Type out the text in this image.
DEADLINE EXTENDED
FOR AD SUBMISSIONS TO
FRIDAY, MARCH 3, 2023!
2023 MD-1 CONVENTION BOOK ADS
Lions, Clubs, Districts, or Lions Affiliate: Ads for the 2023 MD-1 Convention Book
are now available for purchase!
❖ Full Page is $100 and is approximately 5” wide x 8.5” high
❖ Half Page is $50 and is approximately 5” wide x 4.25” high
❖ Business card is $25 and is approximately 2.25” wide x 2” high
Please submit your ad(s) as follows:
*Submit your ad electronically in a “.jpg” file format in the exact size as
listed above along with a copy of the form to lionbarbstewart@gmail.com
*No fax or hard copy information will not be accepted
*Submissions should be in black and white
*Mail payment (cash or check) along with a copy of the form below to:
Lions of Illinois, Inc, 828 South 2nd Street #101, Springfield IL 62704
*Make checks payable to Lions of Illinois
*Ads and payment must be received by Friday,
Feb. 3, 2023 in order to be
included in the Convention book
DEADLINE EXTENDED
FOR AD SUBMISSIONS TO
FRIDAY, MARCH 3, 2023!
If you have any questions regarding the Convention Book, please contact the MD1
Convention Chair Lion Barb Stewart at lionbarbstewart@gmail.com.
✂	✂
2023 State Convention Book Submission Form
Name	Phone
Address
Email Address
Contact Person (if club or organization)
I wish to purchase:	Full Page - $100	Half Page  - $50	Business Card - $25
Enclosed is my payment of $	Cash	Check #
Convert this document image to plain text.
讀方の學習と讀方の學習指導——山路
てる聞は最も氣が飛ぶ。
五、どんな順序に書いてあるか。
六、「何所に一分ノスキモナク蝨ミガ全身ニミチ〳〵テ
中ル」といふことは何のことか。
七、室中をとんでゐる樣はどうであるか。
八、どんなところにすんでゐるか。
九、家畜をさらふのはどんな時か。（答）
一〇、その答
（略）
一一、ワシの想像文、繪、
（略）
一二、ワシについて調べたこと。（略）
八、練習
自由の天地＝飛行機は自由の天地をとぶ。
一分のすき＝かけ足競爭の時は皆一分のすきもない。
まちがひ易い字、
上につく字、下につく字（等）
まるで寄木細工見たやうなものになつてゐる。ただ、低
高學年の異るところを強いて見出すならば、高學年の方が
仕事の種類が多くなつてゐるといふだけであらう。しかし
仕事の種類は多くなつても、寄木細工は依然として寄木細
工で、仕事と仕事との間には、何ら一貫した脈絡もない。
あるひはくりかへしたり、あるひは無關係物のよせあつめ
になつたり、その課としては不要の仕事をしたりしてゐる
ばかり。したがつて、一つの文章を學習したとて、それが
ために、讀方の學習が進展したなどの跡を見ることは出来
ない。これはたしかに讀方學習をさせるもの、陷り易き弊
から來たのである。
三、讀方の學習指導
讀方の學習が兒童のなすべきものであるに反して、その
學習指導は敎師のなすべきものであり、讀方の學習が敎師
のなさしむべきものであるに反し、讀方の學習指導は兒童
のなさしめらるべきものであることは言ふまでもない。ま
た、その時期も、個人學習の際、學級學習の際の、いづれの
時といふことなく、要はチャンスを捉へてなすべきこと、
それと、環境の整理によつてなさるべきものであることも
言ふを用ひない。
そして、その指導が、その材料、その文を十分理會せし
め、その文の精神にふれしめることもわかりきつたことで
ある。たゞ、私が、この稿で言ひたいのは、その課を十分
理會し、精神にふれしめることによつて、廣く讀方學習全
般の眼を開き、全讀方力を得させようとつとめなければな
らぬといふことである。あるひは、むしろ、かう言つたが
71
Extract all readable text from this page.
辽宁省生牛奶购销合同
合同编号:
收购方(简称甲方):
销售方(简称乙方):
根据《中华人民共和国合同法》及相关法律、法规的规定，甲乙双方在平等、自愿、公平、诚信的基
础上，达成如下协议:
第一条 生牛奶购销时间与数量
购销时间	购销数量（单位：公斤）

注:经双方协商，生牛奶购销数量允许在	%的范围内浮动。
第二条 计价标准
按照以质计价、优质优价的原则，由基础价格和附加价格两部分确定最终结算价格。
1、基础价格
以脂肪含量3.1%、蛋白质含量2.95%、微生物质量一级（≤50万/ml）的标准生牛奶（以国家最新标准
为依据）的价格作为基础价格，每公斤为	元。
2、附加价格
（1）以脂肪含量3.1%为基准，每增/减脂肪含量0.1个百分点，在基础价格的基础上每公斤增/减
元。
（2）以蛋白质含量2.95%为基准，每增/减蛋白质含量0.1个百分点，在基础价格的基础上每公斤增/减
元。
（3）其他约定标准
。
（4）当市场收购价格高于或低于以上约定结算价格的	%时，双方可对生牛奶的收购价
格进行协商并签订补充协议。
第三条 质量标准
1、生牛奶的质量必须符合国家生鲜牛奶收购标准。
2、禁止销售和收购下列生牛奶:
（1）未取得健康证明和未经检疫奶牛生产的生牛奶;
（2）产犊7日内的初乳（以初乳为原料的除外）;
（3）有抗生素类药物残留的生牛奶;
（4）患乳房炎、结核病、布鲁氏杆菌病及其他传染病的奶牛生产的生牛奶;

------------

Find and count the lines of the data that include the string "Illinois", and report that figure by itself.

2